▸ **THE DATA**:
++++++++++++++++++++

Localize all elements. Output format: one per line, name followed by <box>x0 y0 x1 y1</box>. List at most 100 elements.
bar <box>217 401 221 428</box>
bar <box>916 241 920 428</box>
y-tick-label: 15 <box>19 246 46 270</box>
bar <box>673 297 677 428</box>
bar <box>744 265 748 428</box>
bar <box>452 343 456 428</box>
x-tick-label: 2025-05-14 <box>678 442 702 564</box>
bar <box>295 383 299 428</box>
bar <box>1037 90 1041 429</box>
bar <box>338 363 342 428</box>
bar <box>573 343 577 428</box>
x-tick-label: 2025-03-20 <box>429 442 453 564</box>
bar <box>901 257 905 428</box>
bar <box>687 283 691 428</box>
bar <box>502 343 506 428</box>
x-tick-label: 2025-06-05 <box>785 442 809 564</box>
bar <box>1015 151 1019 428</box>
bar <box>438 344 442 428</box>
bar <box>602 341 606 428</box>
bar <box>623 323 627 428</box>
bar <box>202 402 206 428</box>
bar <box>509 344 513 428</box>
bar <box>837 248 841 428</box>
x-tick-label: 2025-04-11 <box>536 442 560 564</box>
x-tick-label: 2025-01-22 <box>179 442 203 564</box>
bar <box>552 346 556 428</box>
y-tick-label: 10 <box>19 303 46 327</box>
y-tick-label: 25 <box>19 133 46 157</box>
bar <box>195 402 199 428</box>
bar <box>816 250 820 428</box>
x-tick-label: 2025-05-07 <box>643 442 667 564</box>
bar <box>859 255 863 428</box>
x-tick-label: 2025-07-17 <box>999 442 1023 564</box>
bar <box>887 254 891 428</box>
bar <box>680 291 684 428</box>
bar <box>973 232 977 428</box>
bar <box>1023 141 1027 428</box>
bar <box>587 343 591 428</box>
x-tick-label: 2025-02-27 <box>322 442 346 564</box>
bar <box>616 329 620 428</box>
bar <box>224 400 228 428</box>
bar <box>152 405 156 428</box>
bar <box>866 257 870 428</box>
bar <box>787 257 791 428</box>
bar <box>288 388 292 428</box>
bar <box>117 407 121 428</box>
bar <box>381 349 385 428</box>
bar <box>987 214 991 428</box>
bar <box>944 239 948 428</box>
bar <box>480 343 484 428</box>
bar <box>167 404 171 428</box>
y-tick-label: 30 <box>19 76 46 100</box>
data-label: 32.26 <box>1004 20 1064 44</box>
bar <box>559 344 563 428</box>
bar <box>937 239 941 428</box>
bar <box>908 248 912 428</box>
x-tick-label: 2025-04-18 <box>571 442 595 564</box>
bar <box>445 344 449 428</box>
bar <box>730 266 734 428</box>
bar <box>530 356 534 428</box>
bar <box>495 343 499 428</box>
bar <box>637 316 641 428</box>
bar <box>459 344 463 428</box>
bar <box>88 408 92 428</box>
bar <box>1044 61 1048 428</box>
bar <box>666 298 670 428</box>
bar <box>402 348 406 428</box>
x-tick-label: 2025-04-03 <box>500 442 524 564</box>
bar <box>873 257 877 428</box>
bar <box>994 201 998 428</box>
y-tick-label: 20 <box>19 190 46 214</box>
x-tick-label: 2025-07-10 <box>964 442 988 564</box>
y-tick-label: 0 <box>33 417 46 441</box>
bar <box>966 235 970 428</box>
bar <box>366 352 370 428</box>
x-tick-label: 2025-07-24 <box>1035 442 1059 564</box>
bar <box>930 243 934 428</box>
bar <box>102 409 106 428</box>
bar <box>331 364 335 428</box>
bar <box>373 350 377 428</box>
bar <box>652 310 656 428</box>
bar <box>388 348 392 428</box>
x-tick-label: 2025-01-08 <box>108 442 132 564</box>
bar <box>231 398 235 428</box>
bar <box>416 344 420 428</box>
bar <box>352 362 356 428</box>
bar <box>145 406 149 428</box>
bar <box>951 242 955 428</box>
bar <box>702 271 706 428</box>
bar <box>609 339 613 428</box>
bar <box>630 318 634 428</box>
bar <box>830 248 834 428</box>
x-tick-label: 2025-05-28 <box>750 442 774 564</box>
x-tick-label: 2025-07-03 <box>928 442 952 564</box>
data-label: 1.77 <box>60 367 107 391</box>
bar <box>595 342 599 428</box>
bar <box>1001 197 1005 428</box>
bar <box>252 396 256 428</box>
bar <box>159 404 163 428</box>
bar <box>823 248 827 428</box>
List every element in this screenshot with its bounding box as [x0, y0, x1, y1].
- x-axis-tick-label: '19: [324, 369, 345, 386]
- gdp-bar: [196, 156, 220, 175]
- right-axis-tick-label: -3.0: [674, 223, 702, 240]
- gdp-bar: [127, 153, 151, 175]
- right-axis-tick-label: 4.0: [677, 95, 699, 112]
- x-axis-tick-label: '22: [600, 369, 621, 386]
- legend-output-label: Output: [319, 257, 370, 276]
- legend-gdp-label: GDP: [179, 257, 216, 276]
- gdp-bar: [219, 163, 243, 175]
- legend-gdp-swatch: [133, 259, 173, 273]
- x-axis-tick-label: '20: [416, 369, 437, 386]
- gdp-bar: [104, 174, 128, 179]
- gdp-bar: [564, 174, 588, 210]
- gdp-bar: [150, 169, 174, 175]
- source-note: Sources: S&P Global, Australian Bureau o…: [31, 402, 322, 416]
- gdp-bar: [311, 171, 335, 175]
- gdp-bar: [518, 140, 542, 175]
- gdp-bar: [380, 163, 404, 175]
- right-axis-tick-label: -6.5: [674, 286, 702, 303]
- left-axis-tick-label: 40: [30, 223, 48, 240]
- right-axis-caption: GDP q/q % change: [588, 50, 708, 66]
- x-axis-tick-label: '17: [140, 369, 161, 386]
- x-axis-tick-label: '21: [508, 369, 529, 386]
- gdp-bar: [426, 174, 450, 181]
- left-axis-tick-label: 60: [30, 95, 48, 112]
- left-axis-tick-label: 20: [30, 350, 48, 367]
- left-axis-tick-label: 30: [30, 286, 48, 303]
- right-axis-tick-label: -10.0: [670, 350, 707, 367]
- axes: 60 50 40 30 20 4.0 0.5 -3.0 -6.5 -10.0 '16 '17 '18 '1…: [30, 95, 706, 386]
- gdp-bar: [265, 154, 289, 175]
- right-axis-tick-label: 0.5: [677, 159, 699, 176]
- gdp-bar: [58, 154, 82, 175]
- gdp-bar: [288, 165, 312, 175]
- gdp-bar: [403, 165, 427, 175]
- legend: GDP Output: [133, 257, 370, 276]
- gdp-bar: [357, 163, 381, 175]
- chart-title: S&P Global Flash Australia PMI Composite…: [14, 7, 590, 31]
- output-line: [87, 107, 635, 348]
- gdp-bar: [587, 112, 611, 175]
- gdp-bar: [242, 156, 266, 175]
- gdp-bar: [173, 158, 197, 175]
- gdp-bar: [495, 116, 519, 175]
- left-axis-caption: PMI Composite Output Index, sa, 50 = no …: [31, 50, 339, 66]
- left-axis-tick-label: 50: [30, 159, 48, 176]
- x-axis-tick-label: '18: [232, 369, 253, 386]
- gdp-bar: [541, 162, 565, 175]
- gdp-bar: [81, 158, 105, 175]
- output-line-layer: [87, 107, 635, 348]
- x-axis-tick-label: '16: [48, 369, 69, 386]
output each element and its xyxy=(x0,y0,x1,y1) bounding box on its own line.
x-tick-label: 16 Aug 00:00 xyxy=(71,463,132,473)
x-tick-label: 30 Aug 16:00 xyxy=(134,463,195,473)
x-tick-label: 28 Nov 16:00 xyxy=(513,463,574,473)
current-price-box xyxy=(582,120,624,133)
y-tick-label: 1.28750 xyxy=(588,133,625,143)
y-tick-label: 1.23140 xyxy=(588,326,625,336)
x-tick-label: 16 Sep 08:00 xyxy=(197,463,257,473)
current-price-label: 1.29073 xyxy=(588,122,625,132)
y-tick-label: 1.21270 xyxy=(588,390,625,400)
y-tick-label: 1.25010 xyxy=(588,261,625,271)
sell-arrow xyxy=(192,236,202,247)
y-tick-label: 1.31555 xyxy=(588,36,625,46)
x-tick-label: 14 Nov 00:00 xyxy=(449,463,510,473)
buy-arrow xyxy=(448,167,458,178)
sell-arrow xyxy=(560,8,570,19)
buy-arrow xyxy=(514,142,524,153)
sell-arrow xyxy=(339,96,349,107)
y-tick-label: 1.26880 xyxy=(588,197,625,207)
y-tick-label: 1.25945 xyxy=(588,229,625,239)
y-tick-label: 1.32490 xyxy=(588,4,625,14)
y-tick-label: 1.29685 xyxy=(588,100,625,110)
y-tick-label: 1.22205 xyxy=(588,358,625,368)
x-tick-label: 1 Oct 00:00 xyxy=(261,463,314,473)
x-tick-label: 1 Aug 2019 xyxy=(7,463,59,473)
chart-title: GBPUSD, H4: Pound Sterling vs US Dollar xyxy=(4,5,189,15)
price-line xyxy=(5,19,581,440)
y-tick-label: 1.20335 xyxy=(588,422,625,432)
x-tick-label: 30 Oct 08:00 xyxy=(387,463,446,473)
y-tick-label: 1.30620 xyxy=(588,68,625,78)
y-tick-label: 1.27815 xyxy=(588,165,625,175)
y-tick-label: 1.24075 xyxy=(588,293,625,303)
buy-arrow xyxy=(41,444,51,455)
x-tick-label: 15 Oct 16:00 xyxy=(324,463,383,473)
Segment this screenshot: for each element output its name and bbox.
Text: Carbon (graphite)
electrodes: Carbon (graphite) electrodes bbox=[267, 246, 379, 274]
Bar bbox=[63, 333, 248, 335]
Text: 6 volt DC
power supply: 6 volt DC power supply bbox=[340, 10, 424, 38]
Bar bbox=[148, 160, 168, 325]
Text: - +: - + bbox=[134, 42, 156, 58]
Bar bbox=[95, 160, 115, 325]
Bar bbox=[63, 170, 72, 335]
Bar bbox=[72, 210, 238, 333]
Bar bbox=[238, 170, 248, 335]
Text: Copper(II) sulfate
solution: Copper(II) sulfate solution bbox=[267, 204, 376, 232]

++++++++++++++++++++

▸ **WHAT TO PRODUCE**:
Reproduce verbatim the stretch of the material from its first line through the line containing "x-tick-label: 2025-07-17 <box>999", both included.

▸ **RESULT OF THIS EXERCISE**:
Localize all elements. Output format: one per line, name followed by <box>x0 y0 x1 y1</box>. List at most 100 elements.
bar <box>217 401 221 428</box>
bar <box>916 241 920 428</box>
y-tick-label: 15 <box>19 246 46 270</box>
bar <box>673 297 677 428</box>
bar <box>744 265 748 428</box>
bar <box>452 343 456 428</box>
x-tick-label: 2025-05-14 <box>678 442 702 564</box>
bar <box>295 383 299 428</box>
bar <box>1037 90 1041 429</box>
bar <box>338 363 342 428</box>
bar <box>573 343 577 428</box>
x-tick-label: 2025-03-20 <box>429 442 453 564</box>
bar <box>901 257 905 428</box>
bar <box>687 283 691 428</box>
bar <box>502 343 506 428</box>
x-tick-label: 2025-06-05 <box>785 442 809 564</box>
bar <box>1015 151 1019 428</box>
bar <box>438 344 442 428</box>
bar <box>602 341 606 428</box>
bar <box>623 323 627 428</box>
bar <box>202 402 206 428</box>
bar <box>509 344 513 428</box>
bar <box>837 248 841 428</box>
x-tick-label: 2025-04-11 <box>536 442 560 564</box>
x-tick-label: 2025-01-22 <box>179 442 203 564</box>
bar <box>552 346 556 428</box>
y-tick-label: 10 <box>19 303 46 327</box>
y-tick-label: 25 <box>19 133 46 157</box>
bar <box>195 402 199 428</box>
bar <box>816 250 820 428</box>
x-tick-label: 2025-05-07 <box>643 442 667 564</box>
bar <box>859 255 863 428</box>
x-tick-label: 2025-07-17 <box>999 442 1023 564</box>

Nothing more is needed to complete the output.